Recorded data:
===
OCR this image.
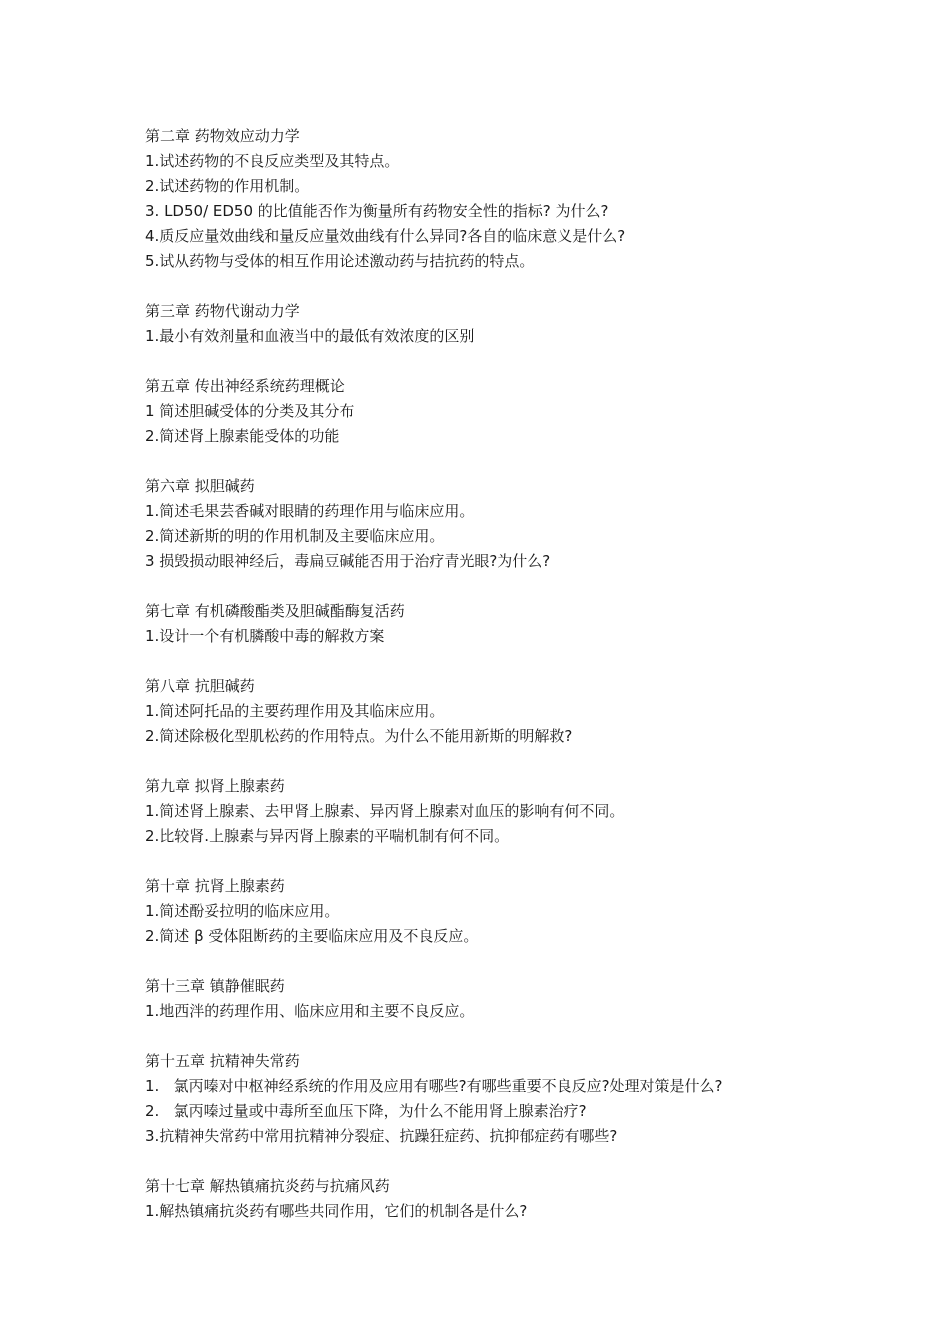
第二章 药物效应动力学
1.试述药物的不良反应类型及其特点。
2.试述药物的作用机制。
3. LD50/ ED50 的比值能否作为衡量所有药物安全性的指标? 为什么?
4.质反应量效曲线和量反应量效曲线有什么异同?各自的临床意义是什么?
5.试从药物与受体的相互作用论述激动药与拮抗药的特点。
第三章 药物代谢动力学
1.最小有效剂量和血液当中的最低有效浓度的区别
第五章 传出神经系统药理概论
1 简述胆碱受体的分类及其分布
2.简述肾上腺素能受体的功能
第六章 拟胆碱药
1.简述毛果芸香碱对眼睛的药理作用与临床应用。
2.简述新斯的明的作用机制及主要临床应用。
3 损毁损动眼神经后，毒扁豆碱能否用于治疗青光眼?为什么?
第七章 有机磷酸酯类及胆碱酯酶复活药
1.设计一个有机膦酸中毒的解救方案
第八章 抗胆碱药
1.简述阿托品的主要药理作用及其临床应用。
2.简述除极化型肌松药的作用特点。为什么不能用新斯的明解救?
第九章 拟肾上腺素药
1.简述肾上腺素、去甲肾上腺素、异丙肾上腺素对血压的影响有何不同。
2.比较肾.上腺素与异丙肾上腺素的平喘机制有何不同。
第十章 抗肾上腺素药
1.简述酚妥拉明的临床应用。
2.简述 β 受体阻断药的主要临床应用及不良反应。
第十三章 镇静催眠药
1.地西泮的药理作用、临床应用和主要不良反应。
第十五章 抗精神失常药
1.   氯丙嗪对中枢神经系统的作用及应用有哪些?有哪些重要不良反应?处理对策是什么?
2.   氯丙嗪过量或中毒所至血压下降，为什么不能用肾上腺素治疗?
3.抗精神失常药中常用抗精神分裂症、抗躁狂症药、抗抑郁症药有哪些?
第十七章 解热镇痛抗炎药与抗痛风药
1.解热镇痛抗炎药有哪些共同作用，它们的机制各是什么?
===
Set down the lines of the records above exactly, apart from the pictures.

OCR this image.
第二章 药物效应动力学
1.试述药物的不良反应类型及其特点。
2.试述药物的作用机制。
3. LD50/ ED50 的比值能否作为衡量所有药物安全性的指标? 为什么?
4.质反应量效曲线和量反应量效曲线有什么异同?各自的临床意义是什么?
5.试从药物与受体的相互作用论述激动药与拮抗药的特点。
第三章 药物代谢动力学
1.最小有效剂量和血液当中的最低有效浓度的区别
第五章 传出神经系统药理概论
1 简述胆碱受体的分类及其分布
2.简述肾上腺素能受体的功能
第六章 拟胆碱药
1.简述毛果芸香碱对眼睛的药理作用与临床应用。
2.简述新斯的明的作用机制及主要临床应用。
3 损毁损动眼神经后，毒扁豆碱能否用于治疗青光眼?为什么?
第七章 有机磷酸酯类及胆碱酯酶复活药
1.设计一个有机膦酸中毒的解救方案
第八章 抗胆碱药
1.简述阿托品的主要药理作用及其临床应用。
2.简述除极化型肌松药的作用特点。为什么不能用新斯的明解救?
第九章 拟肾上腺素药
1.简述肾上腺素、去甲肾上腺素、异丙肾上腺素对血压的影响有何不同。
2.比较肾.上腺素与异丙肾上腺素的平喘机制有何不同。
第十章 抗肾上腺素药
1.简述酚妥拉明的临床应用。
2.简述 β 受体阻断药的主要临床应用及不良反应。
第十三章 镇静催眠药
1.地西泮的药理作用、临床应用和主要不良反应。
第十五章 抗精神失常药
1.   氯丙嗪对中枢神经系统的作用及应用有哪些?有哪些重要不良反应?处理对策是什么?
2.   氯丙嗪过量或中毒所至血压下降，为什么不能用肾上腺素治疗?
3.抗精神失常药中常用抗精神分裂症、抗躁狂症药、抗抑郁症药有哪些?
第十七章 解热镇痛抗炎药与抗痛风药
1.解热镇痛抗炎药有哪些共同作用，它们的机制各是什么?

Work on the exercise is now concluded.